**Data provided:**

━━━━━━

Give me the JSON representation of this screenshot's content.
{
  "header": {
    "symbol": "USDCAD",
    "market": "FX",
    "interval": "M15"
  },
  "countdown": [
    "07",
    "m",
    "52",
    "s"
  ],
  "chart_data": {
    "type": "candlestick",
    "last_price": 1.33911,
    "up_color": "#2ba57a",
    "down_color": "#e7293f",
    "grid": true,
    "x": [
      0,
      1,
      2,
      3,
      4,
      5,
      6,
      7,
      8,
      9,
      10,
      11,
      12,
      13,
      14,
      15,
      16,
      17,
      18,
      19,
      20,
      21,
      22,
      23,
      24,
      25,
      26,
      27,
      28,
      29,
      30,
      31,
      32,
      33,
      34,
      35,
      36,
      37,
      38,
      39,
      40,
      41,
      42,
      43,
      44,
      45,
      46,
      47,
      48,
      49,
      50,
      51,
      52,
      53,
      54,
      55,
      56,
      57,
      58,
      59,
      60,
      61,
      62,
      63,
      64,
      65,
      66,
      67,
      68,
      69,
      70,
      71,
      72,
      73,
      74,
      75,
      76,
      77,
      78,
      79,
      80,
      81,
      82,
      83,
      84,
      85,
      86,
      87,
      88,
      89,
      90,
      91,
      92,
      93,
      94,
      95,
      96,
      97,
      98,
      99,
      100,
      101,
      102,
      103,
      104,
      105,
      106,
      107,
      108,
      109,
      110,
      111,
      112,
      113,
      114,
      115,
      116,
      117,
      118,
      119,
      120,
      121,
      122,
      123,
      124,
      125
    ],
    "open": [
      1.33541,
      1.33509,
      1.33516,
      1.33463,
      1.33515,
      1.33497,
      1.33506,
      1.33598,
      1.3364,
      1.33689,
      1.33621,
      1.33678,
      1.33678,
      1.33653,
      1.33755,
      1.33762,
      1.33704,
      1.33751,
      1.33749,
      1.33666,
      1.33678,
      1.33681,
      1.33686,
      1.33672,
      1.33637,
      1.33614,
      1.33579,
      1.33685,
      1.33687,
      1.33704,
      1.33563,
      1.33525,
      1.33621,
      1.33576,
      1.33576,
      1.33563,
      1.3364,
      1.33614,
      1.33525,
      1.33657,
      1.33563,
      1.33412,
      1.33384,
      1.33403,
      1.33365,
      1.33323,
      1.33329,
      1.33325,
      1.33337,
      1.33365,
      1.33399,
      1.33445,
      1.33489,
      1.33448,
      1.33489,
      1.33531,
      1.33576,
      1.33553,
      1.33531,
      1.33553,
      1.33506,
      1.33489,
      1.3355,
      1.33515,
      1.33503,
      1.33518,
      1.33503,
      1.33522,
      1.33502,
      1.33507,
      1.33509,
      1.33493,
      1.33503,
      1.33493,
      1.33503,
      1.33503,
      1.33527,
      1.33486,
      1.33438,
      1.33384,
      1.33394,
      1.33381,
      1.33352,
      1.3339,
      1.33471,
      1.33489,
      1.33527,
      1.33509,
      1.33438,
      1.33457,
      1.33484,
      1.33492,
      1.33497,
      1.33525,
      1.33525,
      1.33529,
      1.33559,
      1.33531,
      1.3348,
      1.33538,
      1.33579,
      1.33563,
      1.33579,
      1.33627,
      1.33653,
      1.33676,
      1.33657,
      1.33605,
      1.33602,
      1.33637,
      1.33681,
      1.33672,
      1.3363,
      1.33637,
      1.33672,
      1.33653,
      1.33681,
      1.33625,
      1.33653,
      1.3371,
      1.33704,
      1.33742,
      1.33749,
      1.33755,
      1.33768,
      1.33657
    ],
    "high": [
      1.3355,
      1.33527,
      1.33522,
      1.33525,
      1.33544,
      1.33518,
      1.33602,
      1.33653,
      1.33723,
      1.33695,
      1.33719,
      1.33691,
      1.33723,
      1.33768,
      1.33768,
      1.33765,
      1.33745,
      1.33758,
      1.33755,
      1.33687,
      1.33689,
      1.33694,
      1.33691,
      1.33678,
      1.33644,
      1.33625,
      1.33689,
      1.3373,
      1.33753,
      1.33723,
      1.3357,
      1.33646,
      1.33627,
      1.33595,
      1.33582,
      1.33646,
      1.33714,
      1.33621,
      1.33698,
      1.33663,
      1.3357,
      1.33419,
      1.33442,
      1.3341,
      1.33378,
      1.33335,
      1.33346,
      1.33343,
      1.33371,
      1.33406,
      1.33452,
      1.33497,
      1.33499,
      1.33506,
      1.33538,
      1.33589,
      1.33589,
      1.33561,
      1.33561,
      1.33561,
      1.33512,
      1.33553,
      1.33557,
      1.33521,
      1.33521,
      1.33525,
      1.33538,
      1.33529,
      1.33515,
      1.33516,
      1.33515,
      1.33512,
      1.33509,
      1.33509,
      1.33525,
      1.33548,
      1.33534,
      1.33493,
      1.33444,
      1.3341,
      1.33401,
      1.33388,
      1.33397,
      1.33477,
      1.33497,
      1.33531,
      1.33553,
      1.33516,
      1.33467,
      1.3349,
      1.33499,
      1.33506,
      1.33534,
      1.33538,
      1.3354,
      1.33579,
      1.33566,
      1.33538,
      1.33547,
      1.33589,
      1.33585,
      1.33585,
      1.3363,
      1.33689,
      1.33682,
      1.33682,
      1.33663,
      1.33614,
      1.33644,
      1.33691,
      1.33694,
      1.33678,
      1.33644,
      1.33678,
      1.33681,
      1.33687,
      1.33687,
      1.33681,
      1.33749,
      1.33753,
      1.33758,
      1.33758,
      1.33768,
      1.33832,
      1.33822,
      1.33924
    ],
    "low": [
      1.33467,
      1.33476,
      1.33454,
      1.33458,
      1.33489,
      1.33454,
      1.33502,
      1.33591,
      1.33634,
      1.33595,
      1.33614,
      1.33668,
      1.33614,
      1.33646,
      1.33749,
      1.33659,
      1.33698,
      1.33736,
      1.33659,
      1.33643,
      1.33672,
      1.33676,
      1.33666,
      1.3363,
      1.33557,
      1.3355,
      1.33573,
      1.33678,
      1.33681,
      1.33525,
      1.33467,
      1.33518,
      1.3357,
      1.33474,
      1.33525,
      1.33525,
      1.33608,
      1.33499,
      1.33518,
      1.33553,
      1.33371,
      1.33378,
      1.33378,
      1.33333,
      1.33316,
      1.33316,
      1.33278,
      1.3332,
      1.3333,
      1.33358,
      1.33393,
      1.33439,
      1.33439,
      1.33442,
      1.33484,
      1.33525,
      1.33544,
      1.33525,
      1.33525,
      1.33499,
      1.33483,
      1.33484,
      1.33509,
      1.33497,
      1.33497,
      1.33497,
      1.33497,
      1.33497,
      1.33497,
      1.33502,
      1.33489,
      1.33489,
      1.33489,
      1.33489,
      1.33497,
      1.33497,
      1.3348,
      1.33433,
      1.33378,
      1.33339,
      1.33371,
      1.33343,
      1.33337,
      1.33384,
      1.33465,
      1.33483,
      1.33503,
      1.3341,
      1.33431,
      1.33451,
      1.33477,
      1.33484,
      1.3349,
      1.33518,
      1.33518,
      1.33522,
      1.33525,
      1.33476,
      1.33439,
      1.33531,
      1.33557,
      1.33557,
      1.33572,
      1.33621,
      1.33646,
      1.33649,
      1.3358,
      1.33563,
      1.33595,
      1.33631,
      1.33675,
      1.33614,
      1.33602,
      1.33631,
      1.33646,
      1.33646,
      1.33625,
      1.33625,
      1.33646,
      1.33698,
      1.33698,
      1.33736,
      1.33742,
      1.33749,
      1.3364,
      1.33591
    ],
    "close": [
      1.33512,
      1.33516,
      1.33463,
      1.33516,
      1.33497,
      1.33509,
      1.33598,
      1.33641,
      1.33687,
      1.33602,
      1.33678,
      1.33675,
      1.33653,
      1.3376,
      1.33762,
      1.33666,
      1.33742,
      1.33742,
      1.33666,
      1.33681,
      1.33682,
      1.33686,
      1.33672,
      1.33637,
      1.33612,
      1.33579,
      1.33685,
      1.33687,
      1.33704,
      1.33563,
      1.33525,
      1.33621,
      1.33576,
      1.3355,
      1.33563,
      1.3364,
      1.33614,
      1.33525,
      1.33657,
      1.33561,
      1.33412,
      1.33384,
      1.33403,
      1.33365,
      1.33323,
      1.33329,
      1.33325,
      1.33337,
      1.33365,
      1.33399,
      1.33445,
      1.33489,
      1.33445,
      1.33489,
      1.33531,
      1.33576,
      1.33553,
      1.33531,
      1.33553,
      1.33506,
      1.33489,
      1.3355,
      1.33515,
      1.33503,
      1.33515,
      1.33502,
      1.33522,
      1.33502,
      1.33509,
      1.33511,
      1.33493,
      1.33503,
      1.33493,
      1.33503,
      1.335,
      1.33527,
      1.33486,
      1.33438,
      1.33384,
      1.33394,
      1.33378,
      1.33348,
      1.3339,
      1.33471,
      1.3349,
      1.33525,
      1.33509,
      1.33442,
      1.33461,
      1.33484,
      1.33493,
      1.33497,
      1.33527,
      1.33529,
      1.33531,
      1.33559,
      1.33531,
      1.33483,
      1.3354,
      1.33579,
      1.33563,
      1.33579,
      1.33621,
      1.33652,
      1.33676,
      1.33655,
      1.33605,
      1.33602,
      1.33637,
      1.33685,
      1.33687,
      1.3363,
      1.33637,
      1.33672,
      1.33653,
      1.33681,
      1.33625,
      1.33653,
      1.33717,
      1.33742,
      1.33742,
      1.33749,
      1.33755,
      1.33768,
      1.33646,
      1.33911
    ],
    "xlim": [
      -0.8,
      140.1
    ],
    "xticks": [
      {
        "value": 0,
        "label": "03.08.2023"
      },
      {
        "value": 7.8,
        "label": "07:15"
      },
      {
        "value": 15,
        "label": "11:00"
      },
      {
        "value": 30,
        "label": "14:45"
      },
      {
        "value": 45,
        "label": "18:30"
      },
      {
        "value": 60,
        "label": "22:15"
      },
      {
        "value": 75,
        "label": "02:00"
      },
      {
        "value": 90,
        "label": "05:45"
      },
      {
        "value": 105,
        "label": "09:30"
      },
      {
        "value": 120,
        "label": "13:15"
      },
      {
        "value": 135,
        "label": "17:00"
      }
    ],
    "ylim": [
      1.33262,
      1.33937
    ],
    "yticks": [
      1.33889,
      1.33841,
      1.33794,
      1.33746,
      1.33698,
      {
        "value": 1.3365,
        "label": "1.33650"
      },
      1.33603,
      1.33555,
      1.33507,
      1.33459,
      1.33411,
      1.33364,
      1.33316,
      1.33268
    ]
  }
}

━━━━━━

**What is needed:**
How many lines in the listing above contain "label"? Answer with the number alone.

**Final answer:**
12